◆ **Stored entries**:
════
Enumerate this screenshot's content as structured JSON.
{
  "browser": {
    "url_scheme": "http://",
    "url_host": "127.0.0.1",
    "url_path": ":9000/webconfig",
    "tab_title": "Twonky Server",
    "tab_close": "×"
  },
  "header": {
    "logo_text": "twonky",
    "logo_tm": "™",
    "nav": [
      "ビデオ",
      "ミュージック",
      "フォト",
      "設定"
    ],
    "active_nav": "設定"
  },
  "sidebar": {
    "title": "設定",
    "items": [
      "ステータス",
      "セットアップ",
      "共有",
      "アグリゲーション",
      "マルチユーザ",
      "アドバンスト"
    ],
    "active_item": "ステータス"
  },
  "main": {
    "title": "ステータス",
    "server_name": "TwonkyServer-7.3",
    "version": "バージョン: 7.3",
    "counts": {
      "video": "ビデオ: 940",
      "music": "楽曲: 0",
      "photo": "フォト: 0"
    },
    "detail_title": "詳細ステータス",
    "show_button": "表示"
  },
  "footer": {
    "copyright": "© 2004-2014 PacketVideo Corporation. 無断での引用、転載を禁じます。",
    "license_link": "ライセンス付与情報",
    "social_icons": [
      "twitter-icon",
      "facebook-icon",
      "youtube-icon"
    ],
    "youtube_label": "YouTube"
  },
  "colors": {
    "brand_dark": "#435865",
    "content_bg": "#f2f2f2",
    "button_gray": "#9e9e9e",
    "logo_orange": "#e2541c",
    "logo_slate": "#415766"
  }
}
════
◆ **EXERCISE REQUIREMENTS**: Exactly as shown above, return every record.

◆ **RESPONSE TO THIS EXERCISE**:
Enumerate this screenshot's content as structured JSON.
{
  "browser": {
    "url_scheme": "http://",
    "url_host": "127.0.0.1",
    "url_path": ":9000/webconfig",
    "tab_title": "Twonky Server",
    "tab_close": "×"
  },
  "header": {
    "logo_text": "twonky",
    "logo_tm": "™",
    "nav": [
      "ビデオ",
      "ミュージック",
      "フォト",
      "設定"
    ],
    "active_nav": "設定"
  },
  "sidebar": {
    "title": "設定",
    "items": [
      "ステータス",
      "セットアップ",
      "共有",
      "アグリゲーション",
      "マルチユーザ",
      "アドバンスト"
    ],
    "active_item": "ステータス"
  },
  "main": {
    "title": "ステータス",
    "server_name": "TwonkyServer-7.3",
    "version": "バージョン: 7.3",
    "counts": {
      "video": "ビデオ: 940",
      "music": "楽曲: 0",
      "photo": "フォト: 0"
    },
    "detail_title": "詳細ステータス",
    "show_button": "表示"
  },
  "footer": {
    "copyright": "© 2004-2014 PacketVideo Corporation. 無断での引用、転載を禁じます。",
    "license_link": "ライセンス付与情報",
    "social_icons": [
      "twitter-icon",
      "facebook-icon",
      "youtube-icon"
    ],
    "youtube_label": "YouTube"
  },
  "colors": {
    "brand_dark": "#435865",
    "content_bg": "#f2f2f2",
    "button_gray": "#9e9e9e",
    "logo_orange": "#e2541c",
    "logo_slate": "#415766"
  }
}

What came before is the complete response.